**Page extract:**
Start

[PyTorch] Python DType enum by vthumbe1503 · Pull Request #3039 · NVIDIA/TransformerEngine

vthumbe1503 · 2026-05-22T22:00:59Z

Description

Replace the pybind tex.DType with a canonical Python DType IntEnum throughout transformer_engine.pytorch. CPP still sees the transformer_engine::DType(C++ def for tex.DType) and so pybind caster is defined to make sure Python DType is mapped CPP Dtype correctly.

Motivation

CPU overheads: tex.DType is a pybind enum, so every access/compare/convert in Python crosses into C-extension code.
torch.compile: tex.DType won't work with torch.compile — TorchDynamo doesn't understand pybind enums, so it graph-breaks (or fails to trace) when one flows through a compiled region.
Checkpointing: tex.DType lives in tensor/quantizer state and lands in checkpoints; pickling a pybind enum is fragile and awkward to allow-list vs. a stdlib python enum.

Fixes # (issue)

Type of change

Documentation change (change only to the documentation, either a fix or a new content)
Bug fix (non-breaking change which fixes an issue)
New feature (non-breaking change which adds functionality)
Breaking change (fix or feature that would cause existing functionality to not work as expected)
Infra/Build change
Code refactoring

Changes

Please list the changes introduced in this PR:

Canonical DType: Add a pure-Python DType(IntEnum) in constants.py as the single source of truth. Its members are defined from the C++ enum values, and an import-time assert verifies it stays in sync with the pybinded enum tex.DType
Migration: Repoint TE_DType maps and move pytorch modules, examples, benchmarks, and tests off raw tex.DType onto constants.DType.
Backward compatibility: Add DTypeSupported = Union[DType, tex.DType]; tex.DType is still accepted at Quantizer/QuantizedTensor constructor boundaries and stays allow-listed for loading old checkpoints.
Python → C++: Register a type_caster for transformer_engine::DType in Pytorch extensions so that all our pybind registered functions see them. This enables us to pass int/pythonDType values into tex functions from python and enables pybind to convert it to transformer_engine::DType accepted by tex C++ API interface
C++ → Python: Add cached MakePythonDType (csrc/common.*) and use it at quantizer/quantizedtensor construction.

Checklist:

I have read and followed the contributing guidelines
The functionality is complete
I have commented my code, particularly in hard-to-understand areas
I have made corresponding changes to the documentation
My changes generate no new warnings
I have added tests that prove my fix is effective or that my feature works
New and existing unit tests pass locally with my changes

Signed-off-by: Varun Thumbe <vthumbe@nvidia.com>

for more information, see https://pre-commit.ci

vthumbe1503 · 2026-05-27T17:31:33Z

+  // when this runs, so the GIL is held and Python imports are legal.

End

**Supplied data:**
Start

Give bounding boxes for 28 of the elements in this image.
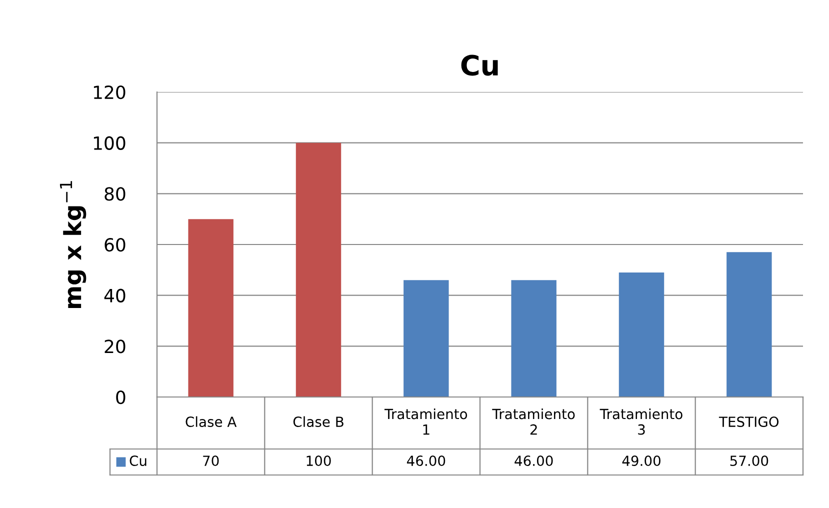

End

Reproduce the passage of the pull request on the Python DType enum above that begins at the words "Breaking change (fix" and ends after the words "loading old checkpoints.".

**Exercise result:**
Breaking change (fix or feature that would cause existing functionality to not work as expected)
Infra/Build change
Code refactoring

Changes

Please list the changes introduced in this PR:

Canonical DType: Add a pure-Python DType(IntEnum) in constants.py as the single source of truth. Its members are defined from the C++ enum values, and an import-time assert verifies it stays in sync with the pybinded enum tex.DType
Migration: Repoint TE_DType maps and move pytorch modules, examples, benchmarks, and tests off raw tex.DType onto constants.DType.
Backward compatibility: Add DTypeSupported = Union[DType, tex.DType]; tex.DType is still accepted at Quantizer/QuantizedTensor constructor boundaries and stays allow-listed for loading old checkpoints.